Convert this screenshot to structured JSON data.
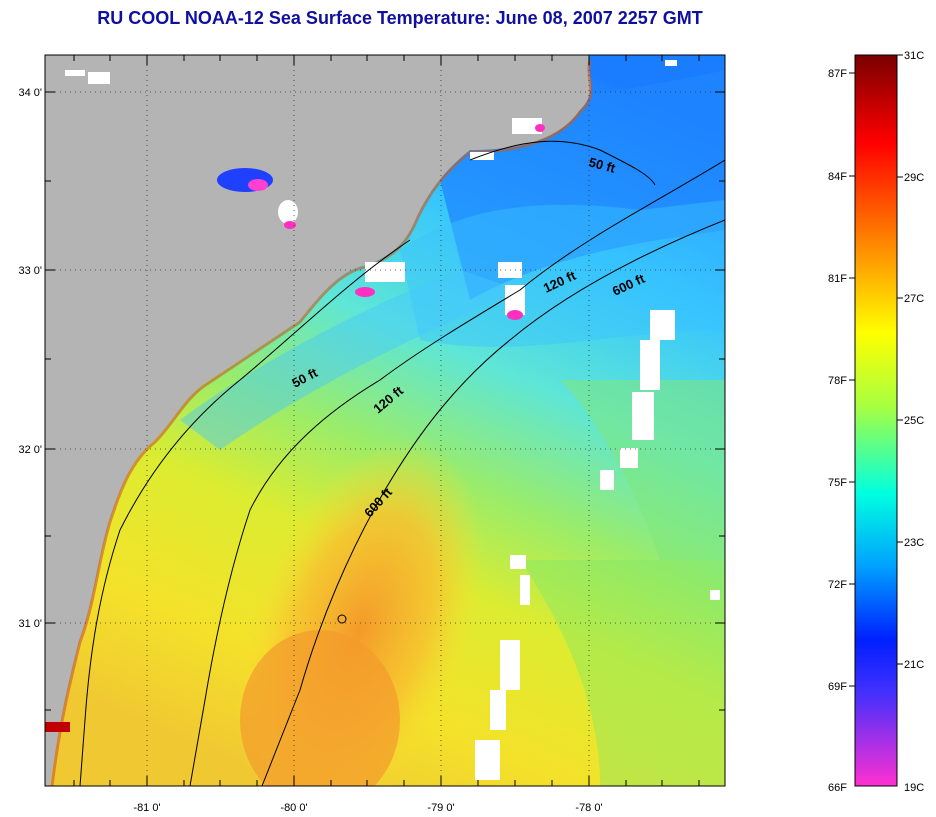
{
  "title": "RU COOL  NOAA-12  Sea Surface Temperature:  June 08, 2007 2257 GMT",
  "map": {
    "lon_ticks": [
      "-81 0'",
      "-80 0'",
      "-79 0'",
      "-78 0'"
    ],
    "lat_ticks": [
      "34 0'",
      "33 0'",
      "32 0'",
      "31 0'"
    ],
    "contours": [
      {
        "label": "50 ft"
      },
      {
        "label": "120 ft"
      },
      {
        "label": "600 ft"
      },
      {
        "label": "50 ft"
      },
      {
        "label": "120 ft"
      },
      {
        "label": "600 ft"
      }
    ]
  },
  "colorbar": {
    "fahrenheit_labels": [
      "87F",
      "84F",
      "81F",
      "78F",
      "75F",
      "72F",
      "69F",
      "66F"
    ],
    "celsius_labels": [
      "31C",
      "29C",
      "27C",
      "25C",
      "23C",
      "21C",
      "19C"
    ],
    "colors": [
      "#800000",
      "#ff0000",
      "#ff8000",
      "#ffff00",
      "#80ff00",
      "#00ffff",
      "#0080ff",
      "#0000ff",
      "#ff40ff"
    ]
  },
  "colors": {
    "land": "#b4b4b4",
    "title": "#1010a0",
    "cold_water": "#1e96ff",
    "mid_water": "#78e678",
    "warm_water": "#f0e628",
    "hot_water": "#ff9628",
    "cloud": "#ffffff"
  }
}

◇ ◇ ◇ ◇ ◇

Short problem
Copy out every line in the listing where the word "title" appears.

Answer for this exercise
  "title": "RU COOL  NOAA-12  Sea Surface Temperature:  June 08, 2007 2257 GMT",
    "title": "#1010a0",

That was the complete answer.